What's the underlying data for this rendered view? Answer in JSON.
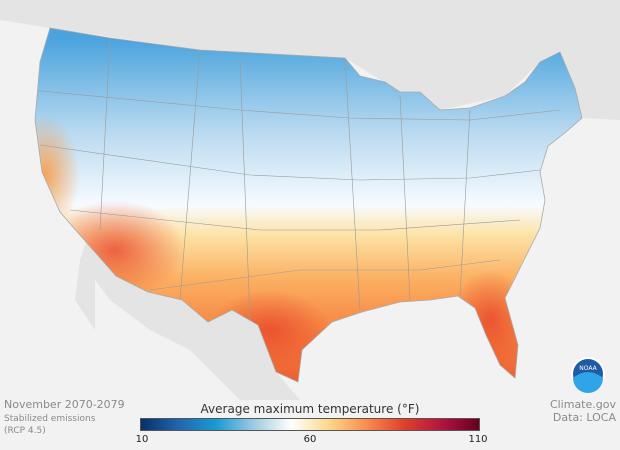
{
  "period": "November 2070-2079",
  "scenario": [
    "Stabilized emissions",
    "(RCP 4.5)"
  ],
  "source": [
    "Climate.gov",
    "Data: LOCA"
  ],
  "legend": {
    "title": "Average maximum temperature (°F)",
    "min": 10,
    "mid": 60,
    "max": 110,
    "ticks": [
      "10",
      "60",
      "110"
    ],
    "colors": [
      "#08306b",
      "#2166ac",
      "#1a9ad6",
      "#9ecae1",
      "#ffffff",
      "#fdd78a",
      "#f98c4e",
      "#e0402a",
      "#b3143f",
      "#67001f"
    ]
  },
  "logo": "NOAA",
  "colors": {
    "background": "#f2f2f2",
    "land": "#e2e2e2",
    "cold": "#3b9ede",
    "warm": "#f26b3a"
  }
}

--

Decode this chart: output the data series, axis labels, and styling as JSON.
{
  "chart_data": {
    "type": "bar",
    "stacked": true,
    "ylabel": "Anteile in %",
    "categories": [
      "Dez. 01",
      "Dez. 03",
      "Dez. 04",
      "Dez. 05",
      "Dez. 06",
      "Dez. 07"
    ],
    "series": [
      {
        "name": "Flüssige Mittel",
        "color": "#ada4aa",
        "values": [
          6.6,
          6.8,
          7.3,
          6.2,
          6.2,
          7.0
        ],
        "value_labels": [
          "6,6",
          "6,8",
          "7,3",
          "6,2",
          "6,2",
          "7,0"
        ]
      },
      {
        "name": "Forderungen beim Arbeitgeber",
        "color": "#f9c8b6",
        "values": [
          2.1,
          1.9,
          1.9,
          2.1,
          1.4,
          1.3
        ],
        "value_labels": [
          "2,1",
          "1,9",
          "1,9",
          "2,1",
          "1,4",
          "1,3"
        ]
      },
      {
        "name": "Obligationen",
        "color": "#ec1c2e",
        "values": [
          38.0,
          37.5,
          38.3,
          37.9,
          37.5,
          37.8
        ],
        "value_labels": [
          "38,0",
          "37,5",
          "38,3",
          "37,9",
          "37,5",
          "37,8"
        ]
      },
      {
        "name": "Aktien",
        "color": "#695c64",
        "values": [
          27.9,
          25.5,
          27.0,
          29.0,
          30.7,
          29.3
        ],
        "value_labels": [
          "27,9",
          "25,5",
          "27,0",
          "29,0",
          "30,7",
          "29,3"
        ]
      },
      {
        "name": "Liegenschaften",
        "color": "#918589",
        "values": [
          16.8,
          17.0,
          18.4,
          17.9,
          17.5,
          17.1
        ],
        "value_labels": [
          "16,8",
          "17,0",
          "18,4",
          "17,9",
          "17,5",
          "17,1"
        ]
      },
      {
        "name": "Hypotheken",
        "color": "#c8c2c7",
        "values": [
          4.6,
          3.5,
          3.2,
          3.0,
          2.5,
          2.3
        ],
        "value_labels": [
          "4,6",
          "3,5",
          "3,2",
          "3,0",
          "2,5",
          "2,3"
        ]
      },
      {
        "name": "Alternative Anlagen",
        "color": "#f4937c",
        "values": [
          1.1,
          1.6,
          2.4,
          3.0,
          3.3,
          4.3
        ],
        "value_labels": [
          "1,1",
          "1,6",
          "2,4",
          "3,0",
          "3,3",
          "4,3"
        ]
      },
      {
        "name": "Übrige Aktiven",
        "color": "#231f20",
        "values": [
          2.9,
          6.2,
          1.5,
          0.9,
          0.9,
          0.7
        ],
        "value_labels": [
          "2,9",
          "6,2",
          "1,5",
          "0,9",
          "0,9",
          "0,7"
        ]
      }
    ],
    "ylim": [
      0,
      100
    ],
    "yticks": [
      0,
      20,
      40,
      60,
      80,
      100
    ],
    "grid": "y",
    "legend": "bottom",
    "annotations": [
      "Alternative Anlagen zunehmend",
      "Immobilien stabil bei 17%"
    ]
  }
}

### WHAT IS EXPECTED:
Copy all lines of the listing above that contain the string "Anlagen".

### ANSWER FOR THE TASK:
        "name": "Alternative Anlagen",
      "Alternative Anlagen zunehmend",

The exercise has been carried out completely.